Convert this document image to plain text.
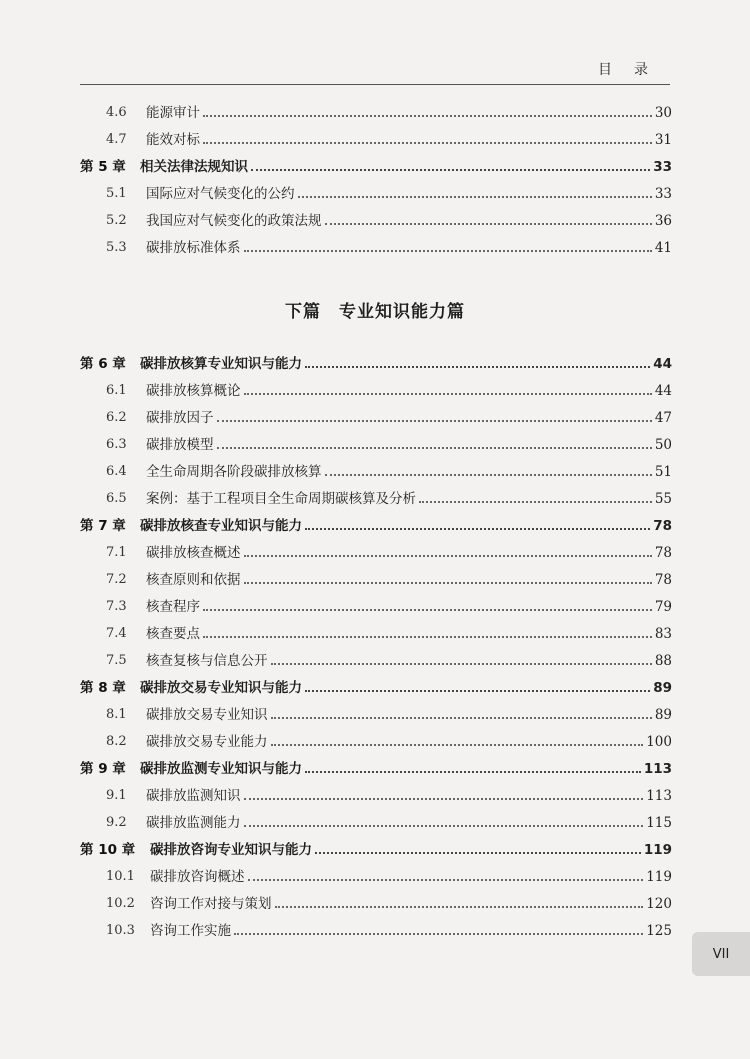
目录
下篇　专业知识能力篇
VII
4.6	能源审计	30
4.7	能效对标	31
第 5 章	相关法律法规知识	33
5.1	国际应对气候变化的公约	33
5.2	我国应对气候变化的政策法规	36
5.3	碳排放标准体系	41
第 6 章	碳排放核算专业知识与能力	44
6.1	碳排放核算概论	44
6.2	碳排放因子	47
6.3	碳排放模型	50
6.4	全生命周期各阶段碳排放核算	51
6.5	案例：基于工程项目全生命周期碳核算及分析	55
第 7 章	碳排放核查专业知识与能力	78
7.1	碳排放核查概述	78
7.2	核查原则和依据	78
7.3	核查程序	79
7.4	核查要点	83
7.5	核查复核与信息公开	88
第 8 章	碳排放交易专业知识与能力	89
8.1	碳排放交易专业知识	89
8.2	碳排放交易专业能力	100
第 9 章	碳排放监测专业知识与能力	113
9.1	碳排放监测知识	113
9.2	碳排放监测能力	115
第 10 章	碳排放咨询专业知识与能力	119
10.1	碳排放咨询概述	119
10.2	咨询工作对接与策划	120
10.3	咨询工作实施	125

|---|

• [Task objective]: Repeat the data exactly, excluding the pictures.

• [Expected output]:
Convert this document image to plain text.
目录
下篇　专业知识能力篇
VII
4.6	能源审计	30
4.7	能效对标	31
第 5 章	相关法律法规知识	33
5.1	国际应对气候变化的公约	33
5.2	我国应对气候变化的政策法规	36
5.3	碳排放标准体系	41
第 6 章	碳排放核算专业知识与能力	44
6.1	碳排放核算概论	44
6.2	碳排放因子	47
6.3	碳排放模型	50
6.4	全生命周期各阶段碳排放核算	51
6.5	案例：基于工程项目全生命周期碳核算及分析	55
第 7 章	碳排放核查专业知识与能力	78
7.1	碳排放核查概述	78
7.2	核查原则和依据	78
7.3	核查程序	79
7.4	核查要点	83
7.5	核查复核与信息公开	88
第 8 章	碳排放交易专业知识与能力	89
8.1	碳排放交易专业知识	89
8.2	碳排放交易专业能力	100
第 9 章	碳排放监测专业知识与能力	113
9.1	碳排放监测知识	113
9.2	碳排放监测能力	115
第 10 章	碳排放咨询专业知识与能力	119
10.1	碳排放咨询概述	119
10.2	咨询工作对接与策划	120
10.3	咨询工作实施	125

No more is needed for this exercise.